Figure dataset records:
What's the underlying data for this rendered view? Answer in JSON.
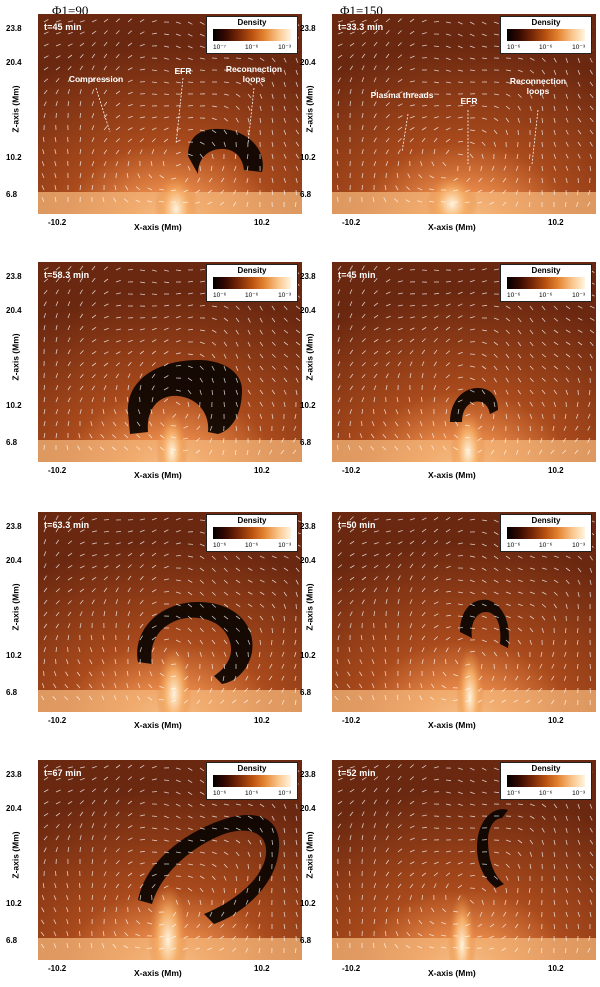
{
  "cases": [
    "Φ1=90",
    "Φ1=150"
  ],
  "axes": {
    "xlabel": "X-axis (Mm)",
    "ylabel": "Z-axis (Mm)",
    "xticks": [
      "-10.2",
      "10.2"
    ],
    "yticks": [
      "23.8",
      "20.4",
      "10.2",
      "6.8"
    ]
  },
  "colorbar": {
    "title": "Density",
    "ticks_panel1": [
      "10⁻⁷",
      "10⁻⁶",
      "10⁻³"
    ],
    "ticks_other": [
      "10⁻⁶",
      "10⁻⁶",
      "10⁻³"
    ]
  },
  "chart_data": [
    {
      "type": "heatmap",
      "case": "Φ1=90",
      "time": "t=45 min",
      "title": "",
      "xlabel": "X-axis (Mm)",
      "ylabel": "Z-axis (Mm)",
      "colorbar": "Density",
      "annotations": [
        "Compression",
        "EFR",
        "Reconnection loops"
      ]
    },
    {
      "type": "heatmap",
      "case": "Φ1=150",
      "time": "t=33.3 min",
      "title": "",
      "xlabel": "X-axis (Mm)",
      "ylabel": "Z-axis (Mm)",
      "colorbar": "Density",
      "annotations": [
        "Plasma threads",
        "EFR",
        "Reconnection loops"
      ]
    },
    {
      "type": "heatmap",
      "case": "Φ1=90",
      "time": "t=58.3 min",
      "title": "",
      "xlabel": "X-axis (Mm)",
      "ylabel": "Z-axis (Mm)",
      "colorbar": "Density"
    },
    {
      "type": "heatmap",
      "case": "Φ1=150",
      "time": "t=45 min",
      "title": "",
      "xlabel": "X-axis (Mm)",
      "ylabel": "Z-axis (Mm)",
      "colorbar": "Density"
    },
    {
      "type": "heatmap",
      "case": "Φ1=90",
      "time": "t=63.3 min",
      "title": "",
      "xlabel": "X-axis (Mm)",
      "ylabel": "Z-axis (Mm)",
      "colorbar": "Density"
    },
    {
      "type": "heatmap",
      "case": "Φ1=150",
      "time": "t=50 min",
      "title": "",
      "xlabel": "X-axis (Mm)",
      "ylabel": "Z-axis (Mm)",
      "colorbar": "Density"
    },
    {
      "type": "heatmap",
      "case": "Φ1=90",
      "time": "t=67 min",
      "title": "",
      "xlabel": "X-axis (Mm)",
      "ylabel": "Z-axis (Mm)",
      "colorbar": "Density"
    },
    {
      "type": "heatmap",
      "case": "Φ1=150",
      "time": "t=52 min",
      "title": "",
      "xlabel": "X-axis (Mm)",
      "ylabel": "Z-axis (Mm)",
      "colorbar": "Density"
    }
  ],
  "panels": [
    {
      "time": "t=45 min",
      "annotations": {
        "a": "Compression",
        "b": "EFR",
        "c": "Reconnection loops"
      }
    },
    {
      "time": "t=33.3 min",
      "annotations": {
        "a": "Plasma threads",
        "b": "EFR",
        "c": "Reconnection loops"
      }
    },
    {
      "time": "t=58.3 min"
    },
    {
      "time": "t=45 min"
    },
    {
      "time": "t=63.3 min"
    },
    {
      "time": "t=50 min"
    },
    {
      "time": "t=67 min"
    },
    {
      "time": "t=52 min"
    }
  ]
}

- _What is expected_
Quote the records above in full, dropping each picture.

- _Finished task_
What's the underlying data for this rendered view? Answer in JSON.
{
  "cases": [
    "Φ1=90",
    "Φ1=150"
  ],
  "axes": {
    "xlabel": "X-axis (Mm)",
    "ylabel": "Z-axis (Mm)",
    "xticks": [
      "-10.2",
      "10.2"
    ],
    "yticks": [
      "23.8",
      "20.4",
      "10.2",
      "6.8"
    ]
  },
  "colorbar": {
    "title": "Density",
    "ticks_panel1": [
      "10⁻⁷",
      "10⁻⁶",
      "10⁻³"
    ],
    "ticks_other": [
      "10⁻⁶",
      "10⁻⁶",
      "10⁻³"
    ]
  },
  "chart_data": [
    {
      "type": "heatmap",
      "case": "Φ1=90",
      "time": "t=45 min",
      "title": "",
      "xlabel": "X-axis (Mm)",
      "ylabel": "Z-axis (Mm)",
      "colorbar": "Density",
      "annotations": [
        "Compression",
        "EFR",
        "Reconnection loops"
      ]
    },
    {
      "type": "heatmap",
      "case": "Φ1=150",
      "time": "t=33.3 min",
      "title": "",
      "xlabel": "X-axis (Mm)",
      "ylabel": "Z-axis (Mm)",
      "colorbar": "Density",
      "annotations": [
        "Plasma threads",
        "EFR",
        "Reconnection loops"
      ]
    },
    {
      "type": "heatmap",
      "case": "Φ1=90",
      "time": "t=58.3 min",
      "title": "",
      "xlabel": "X-axis (Mm)",
      "ylabel": "Z-axis (Mm)",
      "colorbar": "Density"
    },
    {
      "type": "heatmap",
      "case": "Φ1=150",
      "time": "t=45 min",
      "title": "",
      "xlabel": "X-axis (Mm)",
      "ylabel": "Z-axis (Mm)",
      "colorbar": "Density"
    },
    {
      "type": "heatmap",
      "case": "Φ1=90",
      "time": "t=63.3 min",
      "title": "",
      "xlabel": "X-axis (Mm)",
      "ylabel": "Z-axis (Mm)",
      "colorbar": "Density"
    },
    {
      "type": "heatmap",
      "case": "Φ1=150",
      "time": "t=50 min",
      "title": "",
      "xlabel": "X-axis (Mm)",
      "ylabel": "Z-axis (Mm)",
      "colorbar": "Density"
    },
    {
      "type": "heatmap",
      "case": "Φ1=90",
      "time": "t=67 min",
      "title": "",
      "xlabel": "X-axis (Mm)",
      "ylabel": "Z-axis (Mm)",
      "colorbar": "Density"
    },
    {
      "type": "heatmap",
      "case": "Φ1=150",
      "time": "t=52 min",
      "title": "",
      "xlabel": "X-axis (Mm)",
      "ylabel": "Z-axis (Mm)",
      "colorbar": "Density"
    }
  ],
  "panels": [
    {
      "time": "t=45 min",
      "annotations": {
        "a": "Compression",
        "b": "EFR",
        "c": "Reconnection loops"
      }
    },
    {
      "time": "t=33.3 min",
      "annotations": {
        "a": "Plasma threads",
        "b": "EFR",
        "c": "Reconnection loops"
      }
    },
    {
      "time": "t=58.3 min"
    },
    {
      "time": "t=45 min"
    },
    {
      "time": "t=63.3 min"
    },
    {
      "time": "t=50 min"
    },
    {
      "time": "t=67 min"
    },
    {
      "time": "t=52 min"
    }
  ]
}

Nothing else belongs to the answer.